__What you are asked to do__
Copy out the lines that include the word "Visual".

Stored data entries:
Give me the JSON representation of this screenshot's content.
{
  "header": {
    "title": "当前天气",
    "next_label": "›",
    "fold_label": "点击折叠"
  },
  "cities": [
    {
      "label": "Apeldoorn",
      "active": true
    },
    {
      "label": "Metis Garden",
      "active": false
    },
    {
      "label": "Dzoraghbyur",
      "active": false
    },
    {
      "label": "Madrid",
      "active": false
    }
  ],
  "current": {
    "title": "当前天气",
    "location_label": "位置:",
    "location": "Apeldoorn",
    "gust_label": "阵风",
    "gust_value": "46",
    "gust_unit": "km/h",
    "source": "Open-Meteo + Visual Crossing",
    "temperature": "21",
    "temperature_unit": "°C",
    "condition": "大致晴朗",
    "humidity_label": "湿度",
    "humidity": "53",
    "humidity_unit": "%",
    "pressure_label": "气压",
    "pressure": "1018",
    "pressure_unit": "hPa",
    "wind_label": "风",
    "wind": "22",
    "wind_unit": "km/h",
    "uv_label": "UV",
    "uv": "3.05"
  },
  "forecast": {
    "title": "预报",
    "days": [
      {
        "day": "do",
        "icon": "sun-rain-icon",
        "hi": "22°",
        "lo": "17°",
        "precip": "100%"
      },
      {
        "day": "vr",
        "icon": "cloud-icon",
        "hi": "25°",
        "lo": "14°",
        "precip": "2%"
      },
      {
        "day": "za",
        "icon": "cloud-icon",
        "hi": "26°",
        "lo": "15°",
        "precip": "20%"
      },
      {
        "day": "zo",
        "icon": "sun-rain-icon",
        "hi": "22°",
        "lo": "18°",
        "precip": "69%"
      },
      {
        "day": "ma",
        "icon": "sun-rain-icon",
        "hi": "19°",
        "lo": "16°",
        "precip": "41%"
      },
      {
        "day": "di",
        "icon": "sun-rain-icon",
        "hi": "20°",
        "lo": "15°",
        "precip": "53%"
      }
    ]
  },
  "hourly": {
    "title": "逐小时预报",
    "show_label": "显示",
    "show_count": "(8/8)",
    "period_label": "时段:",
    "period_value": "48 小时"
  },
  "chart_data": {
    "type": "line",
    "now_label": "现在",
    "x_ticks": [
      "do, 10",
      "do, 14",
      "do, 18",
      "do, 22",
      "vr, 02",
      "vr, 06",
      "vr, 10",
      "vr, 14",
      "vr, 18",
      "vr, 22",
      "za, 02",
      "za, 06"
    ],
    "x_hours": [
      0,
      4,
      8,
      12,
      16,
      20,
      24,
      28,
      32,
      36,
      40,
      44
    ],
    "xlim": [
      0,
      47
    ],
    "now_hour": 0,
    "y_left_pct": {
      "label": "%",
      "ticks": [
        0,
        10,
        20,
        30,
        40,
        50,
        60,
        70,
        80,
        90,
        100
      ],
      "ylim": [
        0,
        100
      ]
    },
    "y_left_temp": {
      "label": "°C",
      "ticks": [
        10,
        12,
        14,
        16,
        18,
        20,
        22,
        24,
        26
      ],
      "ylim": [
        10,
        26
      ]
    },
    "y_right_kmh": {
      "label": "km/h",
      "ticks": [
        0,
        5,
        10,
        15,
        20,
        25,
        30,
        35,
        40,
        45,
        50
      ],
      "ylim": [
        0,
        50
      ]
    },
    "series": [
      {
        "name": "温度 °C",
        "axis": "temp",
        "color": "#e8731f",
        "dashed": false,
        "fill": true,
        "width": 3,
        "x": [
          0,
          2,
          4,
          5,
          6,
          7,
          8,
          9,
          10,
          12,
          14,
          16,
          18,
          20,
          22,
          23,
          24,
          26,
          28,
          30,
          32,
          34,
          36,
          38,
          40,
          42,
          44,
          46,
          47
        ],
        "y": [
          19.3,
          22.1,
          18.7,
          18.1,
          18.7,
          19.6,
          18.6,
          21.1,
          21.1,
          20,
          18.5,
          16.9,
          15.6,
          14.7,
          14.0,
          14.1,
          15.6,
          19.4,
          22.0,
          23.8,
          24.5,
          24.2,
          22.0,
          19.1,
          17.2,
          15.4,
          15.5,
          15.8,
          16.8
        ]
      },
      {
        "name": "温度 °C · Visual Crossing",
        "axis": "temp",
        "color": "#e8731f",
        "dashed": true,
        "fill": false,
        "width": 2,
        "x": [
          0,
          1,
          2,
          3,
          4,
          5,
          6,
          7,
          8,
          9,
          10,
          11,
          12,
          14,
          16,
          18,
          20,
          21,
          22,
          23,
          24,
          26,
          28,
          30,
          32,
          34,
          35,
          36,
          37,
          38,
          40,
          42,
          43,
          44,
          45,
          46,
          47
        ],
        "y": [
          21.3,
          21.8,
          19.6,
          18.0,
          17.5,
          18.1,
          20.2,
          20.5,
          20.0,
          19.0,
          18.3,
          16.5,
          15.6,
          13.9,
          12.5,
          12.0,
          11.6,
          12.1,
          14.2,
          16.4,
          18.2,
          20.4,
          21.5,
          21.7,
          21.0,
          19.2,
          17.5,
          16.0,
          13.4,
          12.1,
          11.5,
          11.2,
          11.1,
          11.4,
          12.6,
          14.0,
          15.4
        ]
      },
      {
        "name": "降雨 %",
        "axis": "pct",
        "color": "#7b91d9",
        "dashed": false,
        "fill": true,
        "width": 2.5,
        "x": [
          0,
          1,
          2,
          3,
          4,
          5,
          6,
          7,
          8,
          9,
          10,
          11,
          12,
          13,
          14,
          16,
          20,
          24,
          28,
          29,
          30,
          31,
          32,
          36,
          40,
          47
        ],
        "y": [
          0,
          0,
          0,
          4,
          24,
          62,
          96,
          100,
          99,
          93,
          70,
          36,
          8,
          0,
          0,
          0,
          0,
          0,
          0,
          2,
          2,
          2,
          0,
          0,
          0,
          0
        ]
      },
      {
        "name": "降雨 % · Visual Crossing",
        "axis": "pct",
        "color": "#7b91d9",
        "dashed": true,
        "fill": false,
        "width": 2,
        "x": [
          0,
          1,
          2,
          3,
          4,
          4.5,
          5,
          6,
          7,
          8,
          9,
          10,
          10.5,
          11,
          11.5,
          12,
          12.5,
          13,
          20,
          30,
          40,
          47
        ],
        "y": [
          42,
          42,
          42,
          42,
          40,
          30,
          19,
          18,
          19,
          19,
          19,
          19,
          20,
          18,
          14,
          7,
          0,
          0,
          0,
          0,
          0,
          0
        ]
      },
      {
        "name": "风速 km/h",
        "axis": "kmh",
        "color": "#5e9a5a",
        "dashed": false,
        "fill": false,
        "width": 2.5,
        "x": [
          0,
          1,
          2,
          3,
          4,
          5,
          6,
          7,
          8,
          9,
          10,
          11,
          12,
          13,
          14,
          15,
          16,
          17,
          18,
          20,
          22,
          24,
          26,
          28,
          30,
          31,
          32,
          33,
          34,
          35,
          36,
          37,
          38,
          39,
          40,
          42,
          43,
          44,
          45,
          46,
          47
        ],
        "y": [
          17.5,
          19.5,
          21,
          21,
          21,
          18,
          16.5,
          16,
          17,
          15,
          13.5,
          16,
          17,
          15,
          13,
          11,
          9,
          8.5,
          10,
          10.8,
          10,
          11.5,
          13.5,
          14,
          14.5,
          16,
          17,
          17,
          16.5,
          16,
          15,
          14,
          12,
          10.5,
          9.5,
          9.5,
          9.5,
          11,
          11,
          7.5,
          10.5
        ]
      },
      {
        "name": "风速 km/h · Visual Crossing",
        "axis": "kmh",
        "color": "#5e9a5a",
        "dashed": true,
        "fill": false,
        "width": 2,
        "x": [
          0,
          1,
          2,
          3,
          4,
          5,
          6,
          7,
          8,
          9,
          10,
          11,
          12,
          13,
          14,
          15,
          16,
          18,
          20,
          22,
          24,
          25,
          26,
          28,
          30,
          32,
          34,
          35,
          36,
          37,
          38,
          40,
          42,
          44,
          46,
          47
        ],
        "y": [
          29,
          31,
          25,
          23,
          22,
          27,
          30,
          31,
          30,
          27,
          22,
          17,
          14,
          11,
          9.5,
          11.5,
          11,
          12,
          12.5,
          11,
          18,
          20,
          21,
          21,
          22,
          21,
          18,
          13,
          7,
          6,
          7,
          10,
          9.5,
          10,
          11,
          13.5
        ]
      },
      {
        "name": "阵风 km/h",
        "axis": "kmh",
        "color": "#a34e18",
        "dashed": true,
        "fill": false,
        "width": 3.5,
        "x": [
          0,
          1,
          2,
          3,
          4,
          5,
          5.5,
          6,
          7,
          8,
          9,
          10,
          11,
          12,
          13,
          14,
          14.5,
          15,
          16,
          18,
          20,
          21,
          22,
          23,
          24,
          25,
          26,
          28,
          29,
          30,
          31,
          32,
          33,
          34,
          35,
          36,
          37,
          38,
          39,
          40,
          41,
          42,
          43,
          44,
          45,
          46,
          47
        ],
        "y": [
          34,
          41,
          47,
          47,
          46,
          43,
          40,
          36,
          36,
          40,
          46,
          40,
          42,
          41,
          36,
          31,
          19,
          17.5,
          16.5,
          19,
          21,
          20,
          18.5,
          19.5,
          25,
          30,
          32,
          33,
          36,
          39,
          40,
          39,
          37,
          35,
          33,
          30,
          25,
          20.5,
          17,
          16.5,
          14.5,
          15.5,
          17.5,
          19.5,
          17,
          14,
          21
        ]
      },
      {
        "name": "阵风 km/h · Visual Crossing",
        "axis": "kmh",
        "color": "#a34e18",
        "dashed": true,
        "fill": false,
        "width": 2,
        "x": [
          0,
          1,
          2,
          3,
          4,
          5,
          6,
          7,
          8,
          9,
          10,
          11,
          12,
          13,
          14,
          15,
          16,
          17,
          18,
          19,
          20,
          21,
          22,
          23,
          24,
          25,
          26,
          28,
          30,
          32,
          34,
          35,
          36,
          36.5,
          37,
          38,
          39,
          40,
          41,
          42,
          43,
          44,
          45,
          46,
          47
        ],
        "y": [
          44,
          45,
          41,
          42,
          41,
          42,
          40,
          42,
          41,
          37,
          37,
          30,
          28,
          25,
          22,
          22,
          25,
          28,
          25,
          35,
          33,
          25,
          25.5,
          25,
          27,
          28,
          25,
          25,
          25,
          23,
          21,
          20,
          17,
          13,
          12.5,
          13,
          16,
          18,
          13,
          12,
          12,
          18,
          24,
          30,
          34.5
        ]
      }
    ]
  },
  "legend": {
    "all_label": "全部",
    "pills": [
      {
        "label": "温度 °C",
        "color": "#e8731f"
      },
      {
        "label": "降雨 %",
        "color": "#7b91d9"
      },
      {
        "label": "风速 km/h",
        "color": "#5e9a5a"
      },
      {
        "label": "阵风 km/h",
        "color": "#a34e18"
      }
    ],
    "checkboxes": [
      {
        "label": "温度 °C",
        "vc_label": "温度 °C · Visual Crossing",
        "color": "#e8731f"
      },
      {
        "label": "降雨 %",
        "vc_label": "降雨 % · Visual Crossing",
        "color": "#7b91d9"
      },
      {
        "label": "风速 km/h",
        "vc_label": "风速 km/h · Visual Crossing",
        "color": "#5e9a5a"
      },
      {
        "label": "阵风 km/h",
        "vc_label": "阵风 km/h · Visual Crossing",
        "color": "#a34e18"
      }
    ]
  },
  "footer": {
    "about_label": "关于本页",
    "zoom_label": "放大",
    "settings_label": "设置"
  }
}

__Response to the task__
    "source": "Open-Meteo + Visual Crossing",
        "name": "温度 °C · Visual Crossing",
        "name": "降雨 % · Visual Crossing",
        "name": "风速 km/h · Visual Crossing",
        "name": "阵风 km/h · Visual Crossing",
        "vc_label": "温度 °C · Visual Crossing",
        "vc_label": "降雨 % · Visual Crossing",
        "vc_label": "风速 km/h · Visual Crossing",
        "vc_label": "阵风 km/h · Visual Crossing",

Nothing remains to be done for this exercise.